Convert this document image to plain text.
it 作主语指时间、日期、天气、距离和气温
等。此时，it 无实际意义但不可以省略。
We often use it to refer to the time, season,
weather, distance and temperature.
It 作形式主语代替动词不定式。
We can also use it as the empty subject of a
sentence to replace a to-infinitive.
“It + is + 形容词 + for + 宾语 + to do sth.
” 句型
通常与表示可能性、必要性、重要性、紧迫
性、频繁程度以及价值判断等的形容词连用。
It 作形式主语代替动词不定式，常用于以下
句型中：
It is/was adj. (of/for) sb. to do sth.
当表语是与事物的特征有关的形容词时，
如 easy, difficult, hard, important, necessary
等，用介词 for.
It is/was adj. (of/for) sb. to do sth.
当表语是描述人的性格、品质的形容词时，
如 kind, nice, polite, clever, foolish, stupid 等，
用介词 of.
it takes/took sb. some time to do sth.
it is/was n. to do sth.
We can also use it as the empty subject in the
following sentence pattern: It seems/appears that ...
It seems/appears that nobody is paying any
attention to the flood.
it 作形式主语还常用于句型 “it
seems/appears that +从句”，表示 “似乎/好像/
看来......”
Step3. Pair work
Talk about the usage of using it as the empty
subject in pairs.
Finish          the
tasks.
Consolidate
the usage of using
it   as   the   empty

__________

Restate each record exactly as written.

Convert this document image to plain text.
it 作主语指时间、日期、天气、距离和气温
等。此时，it 无实际意义但不可以省略。
We often use it to refer to the time, season,
weather, distance and temperature.
It 作形式主语代替动词不定式。
We can also use it as the empty subject of a
sentence to replace a to-infinitive.
“It + is + 形容词 + for + 宾语 + to do sth.
” 句型
通常与表示可能性、必要性、重要性、紧迫
性、频繁程度以及价值判断等的形容词连用。
It 作形式主语代替动词不定式，常用于以下
句型中：
It is/was adj. (of/for) sb. to do sth.
当表语是与事物的特征有关的形容词时，
如 easy, difficult, hard, important, necessary
等，用介词 for.
It is/was adj. (of/for) sb. to do sth.
当表语是描述人的性格、品质的形容词时，
如 kind, nice, polite, clever, foolish, stupid 等，
用介词 of.
it takes/took sb. some time to do sth.
it is/was n. to do sth.
We can also use it as the empty subject in the
following sentence pattern: It seems/appears that ...
It seems/appears that nobody is paying any
attention to the flood.
it 作形式主语还常用于句型 “it
seems/appears that +从句”，表示 “似乎/好像/
看来......”
Step3. Pair work
Talk about the usage of using it as the empty
subject in pairs.
Finish          the
tasks.
Consolidate
the usage of using
it   as   the   empty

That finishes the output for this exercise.